REQUIREMENT:
Of the lines in the records that follow, how many include the word "text"? Answer with a bare number.

── DATASET EXCERPTS

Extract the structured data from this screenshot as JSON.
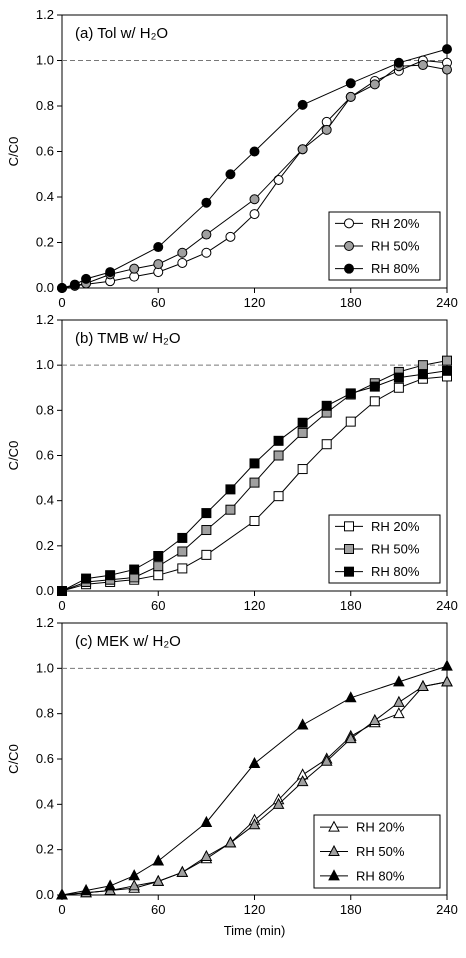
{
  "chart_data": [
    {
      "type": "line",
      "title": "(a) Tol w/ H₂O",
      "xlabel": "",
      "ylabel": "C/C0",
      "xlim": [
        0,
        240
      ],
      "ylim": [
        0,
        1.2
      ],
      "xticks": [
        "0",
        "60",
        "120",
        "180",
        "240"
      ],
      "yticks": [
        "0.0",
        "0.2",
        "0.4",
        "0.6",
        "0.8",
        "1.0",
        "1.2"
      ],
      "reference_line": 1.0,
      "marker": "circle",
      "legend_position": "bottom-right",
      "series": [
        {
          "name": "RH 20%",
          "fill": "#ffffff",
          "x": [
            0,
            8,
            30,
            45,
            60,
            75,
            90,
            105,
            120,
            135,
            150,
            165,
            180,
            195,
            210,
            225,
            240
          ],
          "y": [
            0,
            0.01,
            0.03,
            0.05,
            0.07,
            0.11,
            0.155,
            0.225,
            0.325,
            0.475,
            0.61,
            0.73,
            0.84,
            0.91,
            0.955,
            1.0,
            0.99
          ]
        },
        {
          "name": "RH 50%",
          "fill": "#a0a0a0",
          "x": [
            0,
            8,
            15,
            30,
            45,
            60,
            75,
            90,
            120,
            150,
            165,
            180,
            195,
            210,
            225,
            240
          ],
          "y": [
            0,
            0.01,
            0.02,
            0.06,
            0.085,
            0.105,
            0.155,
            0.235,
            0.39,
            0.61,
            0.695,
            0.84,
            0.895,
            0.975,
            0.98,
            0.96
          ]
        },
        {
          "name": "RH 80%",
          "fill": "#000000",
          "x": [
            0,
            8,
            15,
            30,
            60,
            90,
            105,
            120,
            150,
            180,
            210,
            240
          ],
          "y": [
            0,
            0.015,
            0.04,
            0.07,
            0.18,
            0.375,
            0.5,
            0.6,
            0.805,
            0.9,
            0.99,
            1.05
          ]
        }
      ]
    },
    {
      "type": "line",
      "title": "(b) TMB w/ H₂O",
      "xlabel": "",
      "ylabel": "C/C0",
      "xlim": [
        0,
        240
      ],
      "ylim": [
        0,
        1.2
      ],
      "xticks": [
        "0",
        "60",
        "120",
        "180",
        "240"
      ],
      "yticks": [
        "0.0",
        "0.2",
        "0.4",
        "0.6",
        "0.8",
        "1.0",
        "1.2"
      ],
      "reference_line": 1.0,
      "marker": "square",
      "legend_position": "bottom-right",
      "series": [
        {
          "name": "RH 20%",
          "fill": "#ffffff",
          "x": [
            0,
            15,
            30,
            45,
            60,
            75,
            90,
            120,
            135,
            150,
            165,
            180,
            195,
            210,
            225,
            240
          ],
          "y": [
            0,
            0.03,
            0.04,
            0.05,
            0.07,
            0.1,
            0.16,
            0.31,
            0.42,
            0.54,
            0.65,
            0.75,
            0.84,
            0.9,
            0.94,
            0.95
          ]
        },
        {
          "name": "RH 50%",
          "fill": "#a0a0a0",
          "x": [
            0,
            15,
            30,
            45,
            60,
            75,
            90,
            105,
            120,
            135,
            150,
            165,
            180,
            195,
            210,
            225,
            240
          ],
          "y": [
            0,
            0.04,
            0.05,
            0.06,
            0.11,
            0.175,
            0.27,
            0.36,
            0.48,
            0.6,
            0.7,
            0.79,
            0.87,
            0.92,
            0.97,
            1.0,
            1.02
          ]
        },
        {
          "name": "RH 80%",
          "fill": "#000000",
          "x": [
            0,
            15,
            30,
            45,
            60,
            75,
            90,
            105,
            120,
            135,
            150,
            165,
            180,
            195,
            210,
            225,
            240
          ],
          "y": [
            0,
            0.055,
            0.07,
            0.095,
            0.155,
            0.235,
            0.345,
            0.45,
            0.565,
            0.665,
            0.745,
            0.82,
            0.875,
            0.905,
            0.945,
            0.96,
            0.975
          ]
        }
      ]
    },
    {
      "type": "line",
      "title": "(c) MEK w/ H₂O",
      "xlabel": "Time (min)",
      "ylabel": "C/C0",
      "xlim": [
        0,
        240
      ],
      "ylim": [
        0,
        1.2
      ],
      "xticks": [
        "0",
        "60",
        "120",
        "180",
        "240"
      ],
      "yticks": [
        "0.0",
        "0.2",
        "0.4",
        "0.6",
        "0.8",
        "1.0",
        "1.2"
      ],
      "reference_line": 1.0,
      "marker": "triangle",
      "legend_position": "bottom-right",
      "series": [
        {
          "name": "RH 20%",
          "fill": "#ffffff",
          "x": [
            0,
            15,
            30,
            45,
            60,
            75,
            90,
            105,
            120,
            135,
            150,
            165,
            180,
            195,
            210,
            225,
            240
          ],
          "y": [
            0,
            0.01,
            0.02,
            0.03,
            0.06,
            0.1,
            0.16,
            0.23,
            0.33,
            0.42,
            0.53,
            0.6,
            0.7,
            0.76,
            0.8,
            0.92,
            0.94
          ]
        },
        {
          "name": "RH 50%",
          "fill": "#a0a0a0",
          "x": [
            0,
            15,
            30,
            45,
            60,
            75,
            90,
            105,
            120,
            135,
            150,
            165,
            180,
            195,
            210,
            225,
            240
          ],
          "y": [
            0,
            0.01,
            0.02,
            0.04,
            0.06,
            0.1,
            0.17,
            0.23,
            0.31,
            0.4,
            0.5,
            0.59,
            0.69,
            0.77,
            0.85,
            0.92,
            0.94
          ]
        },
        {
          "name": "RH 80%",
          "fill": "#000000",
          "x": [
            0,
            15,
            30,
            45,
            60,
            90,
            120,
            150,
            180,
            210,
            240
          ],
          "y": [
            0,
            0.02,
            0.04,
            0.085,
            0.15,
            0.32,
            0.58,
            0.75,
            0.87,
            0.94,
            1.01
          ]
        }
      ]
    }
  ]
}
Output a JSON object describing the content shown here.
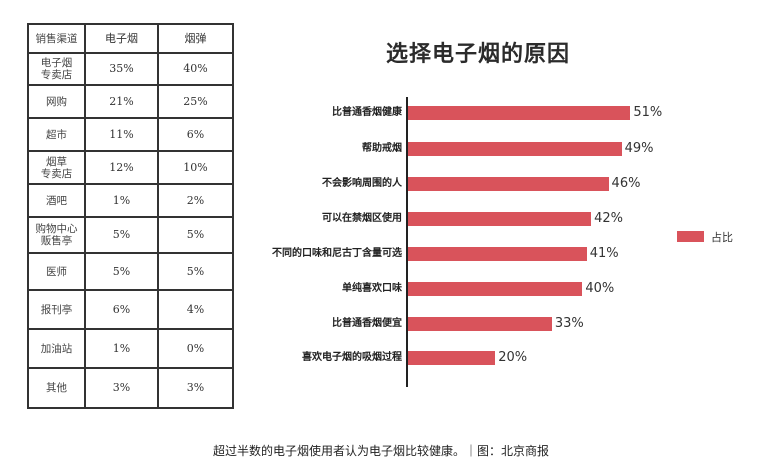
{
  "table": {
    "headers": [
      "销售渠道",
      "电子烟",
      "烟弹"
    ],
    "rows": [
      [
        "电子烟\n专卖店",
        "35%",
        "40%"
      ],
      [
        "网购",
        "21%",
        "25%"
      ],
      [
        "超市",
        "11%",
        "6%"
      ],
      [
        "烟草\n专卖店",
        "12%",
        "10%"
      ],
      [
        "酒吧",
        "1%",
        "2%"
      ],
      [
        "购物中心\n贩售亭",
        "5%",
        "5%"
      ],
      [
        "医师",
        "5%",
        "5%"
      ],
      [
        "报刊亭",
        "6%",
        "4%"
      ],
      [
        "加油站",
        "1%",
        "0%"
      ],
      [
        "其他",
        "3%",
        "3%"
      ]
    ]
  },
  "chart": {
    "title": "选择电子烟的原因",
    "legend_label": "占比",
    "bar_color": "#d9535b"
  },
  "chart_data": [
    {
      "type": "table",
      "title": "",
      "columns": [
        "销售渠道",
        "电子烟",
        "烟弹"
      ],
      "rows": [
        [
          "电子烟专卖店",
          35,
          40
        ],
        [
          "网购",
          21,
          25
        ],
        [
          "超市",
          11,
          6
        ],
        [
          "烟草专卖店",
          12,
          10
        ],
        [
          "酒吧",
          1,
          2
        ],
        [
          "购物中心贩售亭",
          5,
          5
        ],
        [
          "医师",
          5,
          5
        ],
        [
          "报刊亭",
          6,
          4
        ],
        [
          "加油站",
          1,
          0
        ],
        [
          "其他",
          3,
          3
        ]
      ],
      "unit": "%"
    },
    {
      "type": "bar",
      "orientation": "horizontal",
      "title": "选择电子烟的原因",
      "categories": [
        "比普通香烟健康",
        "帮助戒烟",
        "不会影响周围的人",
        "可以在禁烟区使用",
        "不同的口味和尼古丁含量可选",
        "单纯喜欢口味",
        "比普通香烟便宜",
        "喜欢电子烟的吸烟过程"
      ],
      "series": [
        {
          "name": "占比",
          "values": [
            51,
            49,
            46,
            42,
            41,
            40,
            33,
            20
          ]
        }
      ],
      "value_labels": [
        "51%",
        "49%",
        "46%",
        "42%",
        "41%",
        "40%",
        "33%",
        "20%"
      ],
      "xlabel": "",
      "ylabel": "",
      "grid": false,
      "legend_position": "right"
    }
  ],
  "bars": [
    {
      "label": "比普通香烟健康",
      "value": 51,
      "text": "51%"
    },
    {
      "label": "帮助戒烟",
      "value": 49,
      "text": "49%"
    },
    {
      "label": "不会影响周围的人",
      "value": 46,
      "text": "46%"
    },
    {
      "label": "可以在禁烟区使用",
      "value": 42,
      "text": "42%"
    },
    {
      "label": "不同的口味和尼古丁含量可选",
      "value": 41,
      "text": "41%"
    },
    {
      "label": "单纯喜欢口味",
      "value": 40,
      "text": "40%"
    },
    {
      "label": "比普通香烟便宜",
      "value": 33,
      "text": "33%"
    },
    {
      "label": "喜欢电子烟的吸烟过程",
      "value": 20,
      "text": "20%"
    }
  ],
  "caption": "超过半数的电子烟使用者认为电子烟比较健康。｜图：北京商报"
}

────

COMPLETED EXERCISE:
8